**Spatial layout data**
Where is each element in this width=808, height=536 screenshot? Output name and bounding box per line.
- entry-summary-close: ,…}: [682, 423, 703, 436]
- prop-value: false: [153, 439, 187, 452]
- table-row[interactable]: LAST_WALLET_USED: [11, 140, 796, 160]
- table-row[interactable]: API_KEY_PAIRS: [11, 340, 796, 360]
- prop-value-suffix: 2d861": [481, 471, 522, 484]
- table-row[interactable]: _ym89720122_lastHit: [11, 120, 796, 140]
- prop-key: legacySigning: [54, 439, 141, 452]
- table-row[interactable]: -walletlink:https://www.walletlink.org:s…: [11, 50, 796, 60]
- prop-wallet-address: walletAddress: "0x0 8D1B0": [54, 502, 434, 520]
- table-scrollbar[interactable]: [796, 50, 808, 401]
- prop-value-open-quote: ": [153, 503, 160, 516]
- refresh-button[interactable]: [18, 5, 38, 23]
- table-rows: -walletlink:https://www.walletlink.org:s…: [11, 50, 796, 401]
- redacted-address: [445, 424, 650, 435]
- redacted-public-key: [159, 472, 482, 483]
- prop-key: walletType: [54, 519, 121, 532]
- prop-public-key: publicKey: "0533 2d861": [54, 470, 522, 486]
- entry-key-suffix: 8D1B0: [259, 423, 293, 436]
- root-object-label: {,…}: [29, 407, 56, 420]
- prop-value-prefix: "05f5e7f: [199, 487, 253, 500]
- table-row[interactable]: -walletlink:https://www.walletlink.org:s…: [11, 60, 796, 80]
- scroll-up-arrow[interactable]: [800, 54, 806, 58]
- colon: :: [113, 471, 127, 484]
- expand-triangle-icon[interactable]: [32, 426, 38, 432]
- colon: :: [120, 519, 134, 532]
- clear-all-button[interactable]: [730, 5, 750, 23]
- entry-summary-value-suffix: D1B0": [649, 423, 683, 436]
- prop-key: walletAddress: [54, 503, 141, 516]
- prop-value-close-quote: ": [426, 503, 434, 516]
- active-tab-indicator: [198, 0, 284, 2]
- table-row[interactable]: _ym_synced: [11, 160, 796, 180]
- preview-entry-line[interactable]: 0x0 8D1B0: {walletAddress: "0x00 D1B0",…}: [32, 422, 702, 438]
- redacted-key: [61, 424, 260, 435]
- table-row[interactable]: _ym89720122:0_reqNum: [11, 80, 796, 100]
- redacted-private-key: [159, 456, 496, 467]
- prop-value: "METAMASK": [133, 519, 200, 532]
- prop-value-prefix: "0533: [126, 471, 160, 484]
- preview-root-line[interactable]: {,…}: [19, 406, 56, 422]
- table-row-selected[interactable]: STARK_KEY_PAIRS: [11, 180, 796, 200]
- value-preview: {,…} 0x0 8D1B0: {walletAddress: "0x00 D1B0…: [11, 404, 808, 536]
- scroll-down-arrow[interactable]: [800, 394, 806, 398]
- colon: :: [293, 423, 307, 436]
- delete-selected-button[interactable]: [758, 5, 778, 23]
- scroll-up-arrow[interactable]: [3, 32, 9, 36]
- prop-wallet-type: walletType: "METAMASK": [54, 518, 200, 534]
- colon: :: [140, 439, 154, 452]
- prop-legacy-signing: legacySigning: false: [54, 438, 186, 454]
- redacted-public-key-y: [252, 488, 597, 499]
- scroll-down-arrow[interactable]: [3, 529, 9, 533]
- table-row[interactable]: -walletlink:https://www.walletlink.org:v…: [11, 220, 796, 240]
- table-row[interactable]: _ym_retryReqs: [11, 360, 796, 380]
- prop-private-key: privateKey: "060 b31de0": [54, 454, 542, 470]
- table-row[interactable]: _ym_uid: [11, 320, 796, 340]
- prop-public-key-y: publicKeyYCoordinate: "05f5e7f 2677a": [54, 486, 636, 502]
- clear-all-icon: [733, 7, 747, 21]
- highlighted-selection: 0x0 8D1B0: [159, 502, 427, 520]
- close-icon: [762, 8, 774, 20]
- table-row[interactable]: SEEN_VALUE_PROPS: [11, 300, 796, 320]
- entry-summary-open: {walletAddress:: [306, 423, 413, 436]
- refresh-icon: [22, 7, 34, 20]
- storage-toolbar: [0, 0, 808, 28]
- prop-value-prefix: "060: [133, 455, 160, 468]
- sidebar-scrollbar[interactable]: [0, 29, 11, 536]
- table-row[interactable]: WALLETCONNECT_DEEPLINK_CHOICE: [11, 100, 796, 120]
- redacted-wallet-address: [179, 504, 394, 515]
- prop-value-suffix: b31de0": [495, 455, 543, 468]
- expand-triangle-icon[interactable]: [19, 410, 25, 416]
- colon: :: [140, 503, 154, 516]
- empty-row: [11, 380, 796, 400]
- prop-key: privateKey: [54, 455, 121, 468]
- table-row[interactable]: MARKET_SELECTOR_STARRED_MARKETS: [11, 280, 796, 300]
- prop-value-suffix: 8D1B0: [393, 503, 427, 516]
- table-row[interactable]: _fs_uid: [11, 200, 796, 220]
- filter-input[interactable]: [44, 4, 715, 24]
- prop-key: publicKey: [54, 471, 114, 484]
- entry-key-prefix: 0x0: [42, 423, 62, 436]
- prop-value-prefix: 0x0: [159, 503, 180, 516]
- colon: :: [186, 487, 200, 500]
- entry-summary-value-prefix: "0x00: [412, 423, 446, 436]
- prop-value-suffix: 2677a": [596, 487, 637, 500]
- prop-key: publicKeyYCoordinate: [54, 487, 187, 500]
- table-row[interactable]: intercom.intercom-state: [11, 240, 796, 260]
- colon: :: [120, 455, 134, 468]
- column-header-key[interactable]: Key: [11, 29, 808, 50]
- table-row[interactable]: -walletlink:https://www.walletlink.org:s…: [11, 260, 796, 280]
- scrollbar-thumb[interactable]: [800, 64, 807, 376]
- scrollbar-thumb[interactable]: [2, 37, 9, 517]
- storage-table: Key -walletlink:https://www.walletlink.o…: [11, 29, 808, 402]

**What to produce**
Copy out every line of the entries above, from the first one down to and including the line that contains "502, 434, 520]", with each line unchanged.

**Full answer**
Where is each element in this width=808, height=536 screenshot? Output name and bounding box per line.
- entry-summary-close: ,…}: [682, 423, 703, 436]
- prop-value: false: [153, 439, 187, 452]
- table-row[interactable]: LAST_WALLET_USED: [11, 140, 796, 160]
- table-row[interactable]: API_KEY_PAIRS: [11, 340, 796, 360]
- prop-value-suffix: 2d861": [481, 471, 522, 484]
- table-row[interactable]: _ym89720122_lastHit: [11, 120, 796, 140]
- prop-key: legacySigning: [54, 439, 141, 452]
- table-row[interactable]: -walletlink:https://www.walletlink.org:s…: [11, 50, 796, 60]
- prop-wallet-address: walletAddress: "0x0 8D1B0": [54, 502, 434, 520]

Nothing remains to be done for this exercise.